*** EXCERPTED DATA ***

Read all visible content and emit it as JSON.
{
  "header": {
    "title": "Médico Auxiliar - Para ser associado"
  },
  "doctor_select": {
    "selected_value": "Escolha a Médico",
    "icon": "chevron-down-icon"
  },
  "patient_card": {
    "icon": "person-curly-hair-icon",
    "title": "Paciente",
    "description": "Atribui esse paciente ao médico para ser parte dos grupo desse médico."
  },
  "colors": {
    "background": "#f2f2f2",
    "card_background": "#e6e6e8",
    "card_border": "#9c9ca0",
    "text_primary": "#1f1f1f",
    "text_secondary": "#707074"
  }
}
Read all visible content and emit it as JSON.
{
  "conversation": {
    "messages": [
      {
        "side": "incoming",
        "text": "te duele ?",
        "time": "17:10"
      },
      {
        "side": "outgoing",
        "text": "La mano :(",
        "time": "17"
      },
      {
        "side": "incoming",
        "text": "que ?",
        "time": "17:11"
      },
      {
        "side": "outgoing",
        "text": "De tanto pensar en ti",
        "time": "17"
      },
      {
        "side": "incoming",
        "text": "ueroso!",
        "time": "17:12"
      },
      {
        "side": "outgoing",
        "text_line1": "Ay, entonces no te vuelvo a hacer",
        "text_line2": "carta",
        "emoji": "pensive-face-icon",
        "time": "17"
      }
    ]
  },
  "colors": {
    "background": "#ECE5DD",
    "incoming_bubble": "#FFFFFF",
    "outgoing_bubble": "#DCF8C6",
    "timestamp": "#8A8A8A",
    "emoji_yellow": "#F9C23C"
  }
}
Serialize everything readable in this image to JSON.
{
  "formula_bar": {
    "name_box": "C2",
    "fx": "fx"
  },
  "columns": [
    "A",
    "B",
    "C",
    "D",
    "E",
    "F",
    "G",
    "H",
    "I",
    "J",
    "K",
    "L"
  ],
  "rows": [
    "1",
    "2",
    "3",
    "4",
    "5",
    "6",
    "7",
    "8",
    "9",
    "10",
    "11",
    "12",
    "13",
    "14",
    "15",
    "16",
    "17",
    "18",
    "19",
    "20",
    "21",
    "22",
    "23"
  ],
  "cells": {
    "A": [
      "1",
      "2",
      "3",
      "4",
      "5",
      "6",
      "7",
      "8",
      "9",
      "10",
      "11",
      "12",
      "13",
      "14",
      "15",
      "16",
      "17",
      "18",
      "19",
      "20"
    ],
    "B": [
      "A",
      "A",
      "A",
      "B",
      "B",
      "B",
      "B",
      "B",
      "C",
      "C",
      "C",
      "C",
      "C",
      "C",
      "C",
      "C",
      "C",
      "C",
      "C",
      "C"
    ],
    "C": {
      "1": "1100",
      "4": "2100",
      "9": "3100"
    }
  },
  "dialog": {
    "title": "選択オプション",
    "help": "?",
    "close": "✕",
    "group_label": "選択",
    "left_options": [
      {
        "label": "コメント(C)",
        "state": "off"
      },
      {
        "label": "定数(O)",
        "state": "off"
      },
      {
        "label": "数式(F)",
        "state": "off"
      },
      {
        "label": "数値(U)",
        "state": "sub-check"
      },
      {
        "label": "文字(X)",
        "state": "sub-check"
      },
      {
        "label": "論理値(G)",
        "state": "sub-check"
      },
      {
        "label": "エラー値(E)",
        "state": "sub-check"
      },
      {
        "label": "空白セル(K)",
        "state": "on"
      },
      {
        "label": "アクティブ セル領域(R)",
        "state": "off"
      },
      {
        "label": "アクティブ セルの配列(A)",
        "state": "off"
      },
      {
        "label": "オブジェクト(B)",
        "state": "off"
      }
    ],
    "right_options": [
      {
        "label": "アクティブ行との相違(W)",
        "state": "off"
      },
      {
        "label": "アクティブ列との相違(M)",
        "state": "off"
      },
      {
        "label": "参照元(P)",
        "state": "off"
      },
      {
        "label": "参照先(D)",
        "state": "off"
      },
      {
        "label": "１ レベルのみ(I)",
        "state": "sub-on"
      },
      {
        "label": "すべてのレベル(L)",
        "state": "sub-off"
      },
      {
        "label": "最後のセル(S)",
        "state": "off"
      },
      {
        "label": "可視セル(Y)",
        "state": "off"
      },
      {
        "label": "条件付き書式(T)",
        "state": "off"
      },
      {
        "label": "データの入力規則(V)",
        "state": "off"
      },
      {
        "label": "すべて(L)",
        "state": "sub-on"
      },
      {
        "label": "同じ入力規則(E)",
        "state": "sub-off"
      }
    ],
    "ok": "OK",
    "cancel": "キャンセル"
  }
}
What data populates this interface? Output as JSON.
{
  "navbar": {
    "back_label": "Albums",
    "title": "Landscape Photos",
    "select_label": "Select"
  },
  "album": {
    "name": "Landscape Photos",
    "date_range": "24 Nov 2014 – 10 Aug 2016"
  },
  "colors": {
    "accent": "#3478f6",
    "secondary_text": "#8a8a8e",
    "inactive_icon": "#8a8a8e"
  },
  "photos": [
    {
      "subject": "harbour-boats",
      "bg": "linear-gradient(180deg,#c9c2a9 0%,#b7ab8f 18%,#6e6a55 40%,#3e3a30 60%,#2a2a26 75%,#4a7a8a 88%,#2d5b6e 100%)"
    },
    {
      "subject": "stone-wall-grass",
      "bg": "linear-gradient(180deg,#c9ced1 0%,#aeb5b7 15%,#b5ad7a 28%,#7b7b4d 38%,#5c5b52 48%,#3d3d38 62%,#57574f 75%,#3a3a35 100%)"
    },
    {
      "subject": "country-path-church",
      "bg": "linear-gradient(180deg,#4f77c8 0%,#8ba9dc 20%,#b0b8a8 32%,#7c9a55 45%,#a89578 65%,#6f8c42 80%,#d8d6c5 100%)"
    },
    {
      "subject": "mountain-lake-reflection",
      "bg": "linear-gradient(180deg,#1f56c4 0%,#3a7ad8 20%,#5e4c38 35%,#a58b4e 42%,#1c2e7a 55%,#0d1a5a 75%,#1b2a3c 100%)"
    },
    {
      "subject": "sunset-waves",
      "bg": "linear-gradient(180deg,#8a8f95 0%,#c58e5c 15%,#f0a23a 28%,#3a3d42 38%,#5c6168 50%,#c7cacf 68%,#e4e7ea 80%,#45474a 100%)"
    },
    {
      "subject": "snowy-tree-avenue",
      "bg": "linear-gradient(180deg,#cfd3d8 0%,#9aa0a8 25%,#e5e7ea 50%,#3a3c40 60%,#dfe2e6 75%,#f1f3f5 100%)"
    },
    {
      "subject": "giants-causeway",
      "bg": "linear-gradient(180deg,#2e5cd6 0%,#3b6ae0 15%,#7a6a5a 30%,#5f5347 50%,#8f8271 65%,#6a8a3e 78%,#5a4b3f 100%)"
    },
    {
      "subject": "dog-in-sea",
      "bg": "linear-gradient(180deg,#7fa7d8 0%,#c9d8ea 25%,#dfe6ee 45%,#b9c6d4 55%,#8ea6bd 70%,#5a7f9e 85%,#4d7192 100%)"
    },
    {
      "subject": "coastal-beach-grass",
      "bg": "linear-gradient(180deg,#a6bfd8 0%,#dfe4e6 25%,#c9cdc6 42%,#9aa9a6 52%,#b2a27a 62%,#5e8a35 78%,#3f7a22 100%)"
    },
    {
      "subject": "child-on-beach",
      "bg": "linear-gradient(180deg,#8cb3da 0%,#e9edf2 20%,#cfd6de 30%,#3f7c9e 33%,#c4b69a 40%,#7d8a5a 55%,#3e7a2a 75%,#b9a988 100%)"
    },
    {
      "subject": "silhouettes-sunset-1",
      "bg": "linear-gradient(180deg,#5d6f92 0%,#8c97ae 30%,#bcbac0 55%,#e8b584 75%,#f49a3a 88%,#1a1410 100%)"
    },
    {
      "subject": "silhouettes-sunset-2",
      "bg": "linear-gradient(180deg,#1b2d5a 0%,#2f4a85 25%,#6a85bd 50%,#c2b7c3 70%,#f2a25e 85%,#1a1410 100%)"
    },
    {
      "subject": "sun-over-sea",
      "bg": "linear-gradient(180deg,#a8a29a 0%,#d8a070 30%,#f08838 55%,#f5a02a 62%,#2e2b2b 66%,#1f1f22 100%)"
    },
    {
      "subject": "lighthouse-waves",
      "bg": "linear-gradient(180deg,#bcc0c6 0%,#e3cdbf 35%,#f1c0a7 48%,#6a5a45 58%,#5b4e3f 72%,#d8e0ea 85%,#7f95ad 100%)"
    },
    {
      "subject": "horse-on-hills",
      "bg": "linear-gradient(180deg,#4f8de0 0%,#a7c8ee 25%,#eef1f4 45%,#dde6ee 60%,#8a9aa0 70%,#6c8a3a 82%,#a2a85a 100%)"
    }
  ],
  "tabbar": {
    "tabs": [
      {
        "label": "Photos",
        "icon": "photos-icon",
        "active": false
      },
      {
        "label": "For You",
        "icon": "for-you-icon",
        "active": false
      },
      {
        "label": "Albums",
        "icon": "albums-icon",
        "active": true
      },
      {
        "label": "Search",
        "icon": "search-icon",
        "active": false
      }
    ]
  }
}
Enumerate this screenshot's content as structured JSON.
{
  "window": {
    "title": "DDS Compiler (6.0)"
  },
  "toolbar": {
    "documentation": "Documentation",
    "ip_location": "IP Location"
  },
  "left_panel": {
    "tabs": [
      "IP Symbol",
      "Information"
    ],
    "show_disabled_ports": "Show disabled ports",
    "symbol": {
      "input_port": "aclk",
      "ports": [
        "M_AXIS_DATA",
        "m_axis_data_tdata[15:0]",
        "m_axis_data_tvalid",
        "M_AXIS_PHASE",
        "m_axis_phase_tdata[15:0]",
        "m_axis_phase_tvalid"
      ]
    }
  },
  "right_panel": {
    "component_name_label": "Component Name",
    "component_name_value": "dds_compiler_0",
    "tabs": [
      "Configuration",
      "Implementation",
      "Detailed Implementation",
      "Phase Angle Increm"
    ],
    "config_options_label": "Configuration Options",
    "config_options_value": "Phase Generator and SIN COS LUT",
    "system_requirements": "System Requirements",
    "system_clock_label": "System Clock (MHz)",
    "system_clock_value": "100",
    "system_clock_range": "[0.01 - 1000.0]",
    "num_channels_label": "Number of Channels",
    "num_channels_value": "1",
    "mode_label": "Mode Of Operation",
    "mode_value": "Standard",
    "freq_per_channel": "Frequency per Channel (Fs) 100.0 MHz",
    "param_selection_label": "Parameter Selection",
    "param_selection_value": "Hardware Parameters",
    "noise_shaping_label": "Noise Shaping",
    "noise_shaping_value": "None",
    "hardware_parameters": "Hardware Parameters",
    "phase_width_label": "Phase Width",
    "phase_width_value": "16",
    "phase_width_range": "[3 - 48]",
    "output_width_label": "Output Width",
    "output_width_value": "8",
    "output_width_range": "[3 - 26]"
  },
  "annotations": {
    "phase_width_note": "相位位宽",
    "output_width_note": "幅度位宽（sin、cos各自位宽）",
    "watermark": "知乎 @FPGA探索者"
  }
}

***

◆ WHAT YOU WILL DO ◆
Extract every line of the records above that contains the word "Hardware".

◆ FULL ANSWER ◆
    "param_selection_value": "Hardware Parameters",
    "hardware_parameters": "Hardware Parameters",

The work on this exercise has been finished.